- DATA SECTION:
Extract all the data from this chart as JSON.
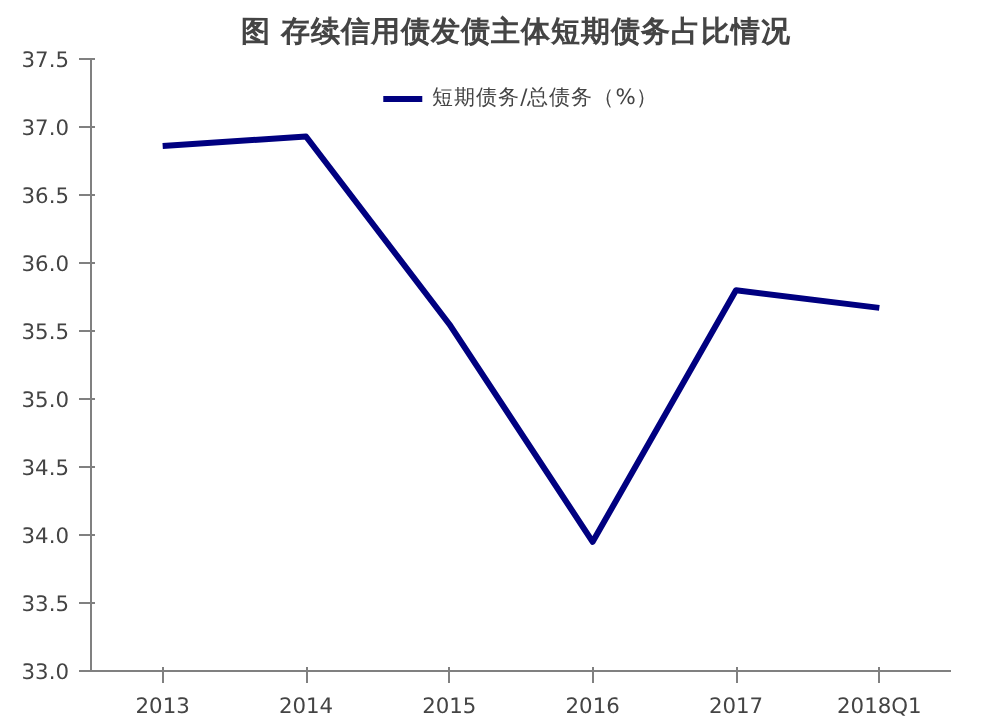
{
  "chart_data": {
    "type": "line",
    "title": "图  存续信用债发债主体短期债务占比情况",
    "categories": [
      "2013",
      "2014",
      "2015",
      "2016",
      "2017",
      "2018Q1"
    ],
    "series": [
      {
        "name": "短期债务/总债务（%）",
        "color": "#000080",
        "values": [
          36.86,
          36.93,
          35.55,
          33.95,
          35.8,
          35.67
        ]
      }
    ],
    "ylim": [
      33.0,
      37.5
    ],
    "yticks": [
      {
        "value": 33,
        "label": "33.0"
      },
      33.5,
      {
        "value": 34,
        "label": "34.0"
      },
      34.5,
      {
        "value": 35,
        "label": "35.0"
      },
      35.5,
      {
        "value": 36,
        "label": "36.0"
      },
      36.5,
      {
        "value": 37,
        "label": "37.0"
      },
      37.5
    ],
    "grid": false,
    "legend": "top",
    "line_style": "solid"
  }
}
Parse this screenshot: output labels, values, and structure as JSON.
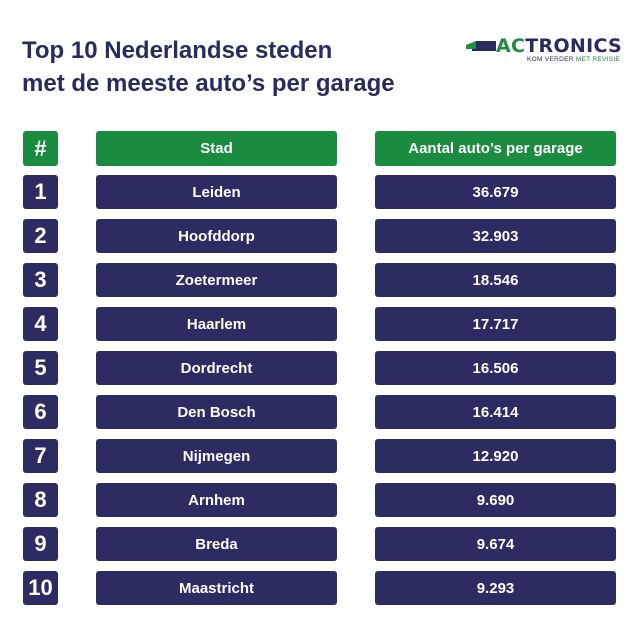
{
  "title_line1": "Top 10 Nederlandse steden",
  "title_line2": "met de meeste auto’s per garage",
  "logo": {
    "wordmark_accent": "AC",
    "wordmark_rest": "TRONICS",
    "tagline_a": "KOM VERDER",
    "tagline_b": "MET REVISIE"
  },
  "colors": {
    "header_green": "#1b8b3f",
    "row_navy": "#2c2b62",
    "title_navy": "#2a2a5e"
  },
  "table": {
    "headers": [
      "#",
      "Stad",
      "Aantal auto’s per garage"
    ]
  },
  "chart_data": {
    "type": "table",
    "columns": [
      "#",
      "Stad",
      "Aantal auto’s per garage"
    ],
    "rows": [
      {
        "rank": "1",
        "city": "Leiden",
        "value": "36.679"
      },
      {
        "rank": "2",
        "city": "Hoofddorp",
        "value": "32.903"
      },
      {
        "rank": "3",
        "city": "Zoetermeer",
        "value": "18.546"
      },
      {
        "rank": "4",
        "city": "Haarlem",
        "value": "17.717"
      },
      {
        "rank": "5",
        "city": "Dordrecht",
        "value": "16.506"
      },
      {
        "rank": "6",
        "city": "Den Bosch",
        "value": "16.414"
      },
      {
        "rank": "7",
        "city": "Nijmegen",
        "value": "12.920"
      },
      {
        "rank": "8",
        "city": "Arnhem",
        "value": "9.690"
      },
      {
        "rank": "9",
        "city": "Breda",
        "value": "9.674"
      },
      {
        "rank": "10",
        "city": "Maastricht",
        "value": "9.293"
      }
    ]
  }
}
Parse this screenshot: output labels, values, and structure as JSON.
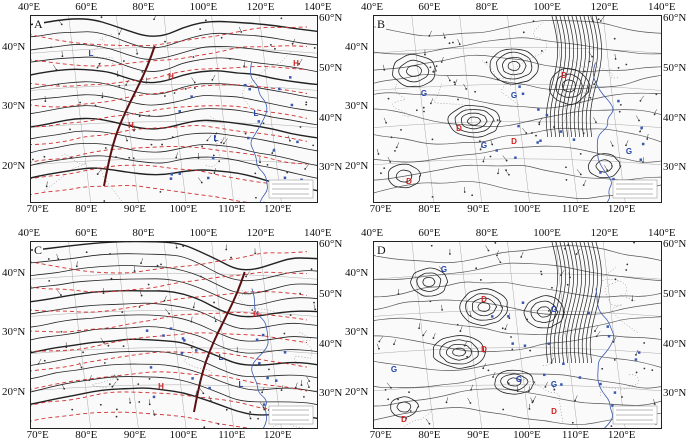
{
  "panels": [
    {
      "letter": "A",
      "top_axis": [
        "40°E",
        "60°E",
        "80°E",
        "100°E",
        "120°E",
        "140°E"
      ],
      "bottom_axis": [
        "70°E",
        "80°E",
        "90°E",
        "100°E",
        "110°E",
        "120°E"
      ],
      "left_axis": [
        "40°N",
        "30°N",
        "20°N"
      ],
      "right_axis": [
        "60°N",
        "50°N",
        "40°N",
        "30°N"
      ],
      "markers": [
        {
          "letter": "H",
          "color": "#cc2222"
        },
        {
          "letter": "L",
          "color": "#2244aa"
        }
      ]
    },
    {
      "letter": "B",
      "top_axis": [
        "40°E",
        "60°E",
        "80°E",
        "100°E",
        "120°E",
        "140°E"
      ],
      "bottom_axis": [
        "70°E",
        "80°E",
        "90°E",
        "100°E",
        "110°E",
        "120°E"
      ],
      "left_axis": [
        "40°N",
        "30°N",
        "20°N"
      ],
      "right_axis": [
        "60°N",
        "50°N",
        "40°N",
        "30°N"
      ],
      "markers": [
        {
          "letter": "G",
          "color": "#2244aa"
        },
        {
          "letter": "D",
          "color": "#cc2222"
        }
      ]
    },
    {
      "letter": "C",
      "top_axis": [
        "40°E",
        "60°E",
        "80°E",
        "100°E",
        "120°E",
        "140°E"
      ],
      "bottom_axis": [
        "70°E",
        "80°E",
        "90°E",
        "100°E",
        "110°E",
        "120°E"
      ],
      "left_axis": [
        "40°N",
        "30°N",
        "20°N"
      ],
      "right_axis": [
        "60°N",
        "50°N",
        "40°N",
        "30°N"
      ],
      "markers": [
        {
          "letter": "H",
          "color": "#cc2222"
        },
        {
          "letter": "L",
          "color": "#2244aa"
        }
      ]
    },
    {
      "letter": "D",
      "top_axis": [
        "40°E",
        "60°E",
        "80°E",
        "100°E",
        "120°E",
        "140°E"
      ],
      "bottom_axis": [
        "70°E",
        "80°E",
        "90°E",
        "100°E",
        "110°E",
        "120°E"
      ],
      "left_axis": [
        "40°N",
        "30°N",
        "20°N"
      ],
      "right_axis": [
        "60°N",
        "50°N",
        "40°N",
        "30°N"
      ],
      "markers": [
        {
          "letter": "G",
          "color": "#2244aa"
        },
        {
          "letter": "D",
          "color": "#cc2222"
        }
      ]
    }
  ],
  "colors": {
    "contour_black": "#222222",
    "contour_red": "#d03030",
    "coast_blue": "#3a58b0",
    "marker_red": "#cc2222",
    "marker_blue": "#2244aa"
  }
}
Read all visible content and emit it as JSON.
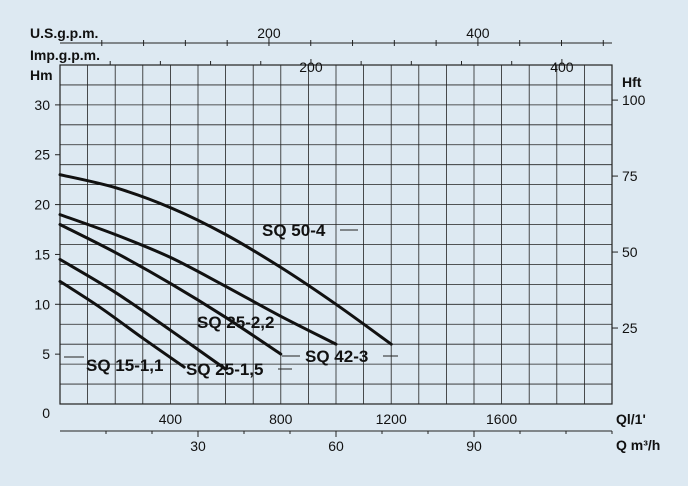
{
  "chart_data": {
    "type": "line",
    "title": "",
    "x_axes": {
      "q_l_per_min": {
        "label": "Ql/1'",
        "range": [
          0,
          2000
        ],
        "ticks": [
          400,
          800,
          1200,
          1600
        ],
        "tick_labels": [
          "400",
          "800",
          "1200",
          "1600"
        ],
        "minor_step": 100
      },
      "q_m3h": {
        "label": "Q m³/h",
        "range": [
          0,
          120
        ],
        "ticks": [
          30,
          60,
          90
        ],
        "tick_labels": [
          "30",
          "60",
          "90"
        ],
        "minor_step": 10
      },
      "us_gpm": {
        "label": "U.S.g.p.m.",
        "range": [
          0,
          528
        ],
        "ticks": [
          200,
          400
        ],
        "tick_labels": [
          "200",
          "400"
        ],
        "minor_step": 40
      },
      "imp_gpm": {
        "label": "Imp.g.p.m.",
        "range": [
          0,
          440
        ],
        "ticks": [
          200,
          400
        ],
        "tick_labels": [
          "200",
          "400"
        ],
        "minor_step": 40
      }
    },
    "y_axes": {
      "head_m": {
        "label": "Hm",
        "range": [
          0,
          34
        ],
        "ticks": [
          0,
          5,
          10,
          15,
          20,
          25,
          30
        ],
        "tick_labels": [
          "0",
          "5",
          "10",
          "15",
          "20",
          "25",
          "30"
        ]
      },
      "head_ft": {
        "label": "Hft",
        "ticks": [
          25,
          50,
          75,
          100
        ],
        "tick_labels": [
          "25",
          "50",
          "75",
          "100"
        ]
      }
    },
    "grid": true,
    "series": [
      {
        "name": "SQ 50-4",
        "x_unit": "l/min",
        "y_unit": "m",
        "x": [
          0,
          200,
          400,
          600,
          800,
          1000,
          1200
        ],
        "y": [
          23.0,
          21.7,
          19.7,
          17.0,
          13.7,
          10.0,
          6.0
        ]
      },
      {
        "name": "SQ 42-3",
        "x_unit": "l/min",
        "y_unit": "m",
        "x": [
          0,
          200,
          400,
          600,
          800,
          1000
        ],
        "y": [
          19.0,
          17.0,
          14.7,
          11.8,
          8.8,
          6.0
        ]
      },
      {
        "name": "SQ 25-2,2",
        "x_unit": "l/min",
        "y_unit": "m",
        "x": [
          0,
          200,
          400,
          600,
          800
        ],
        "y": [
          18.0,
          15.2,
          12.1,
          8.7,
          5.0
        ]
      },
      {
        "name": "SQ 25-1,5",
        "x_unit": "l/min",
        "y_unit": "m",
        "x": [
          0,
          200,
          400,
          600
        ],
        "y": [
          14.5,
          11.2,
          7.4,
          3.5
        ]
      },
      {
        "name": "SQ 15-1,1",
        "x_unit": "l/min",
        "y_unit": "m",
        "x": [
          0,
          150,
          300,
          450
        ],
        "y": [
          12.3,
          9.6,
          6.6,
          3.7
        ]
      }
    ]
  }
}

- WHAT IS REQUIRED: Return the lines of the records that include the string "city".

- EXERCISE SOLUTION:
        "city": "Leiden",
        "city": "Hoofddorp",
        "city": "Zoetermeer",
        "city": "Haarlem",
        "city": "Dordrecht",
        "city": "Den Bosch",
        "city": "Nijmegen",
        "city": "Arnhem",
        "city": "Breda",
        "city": "Maastricht",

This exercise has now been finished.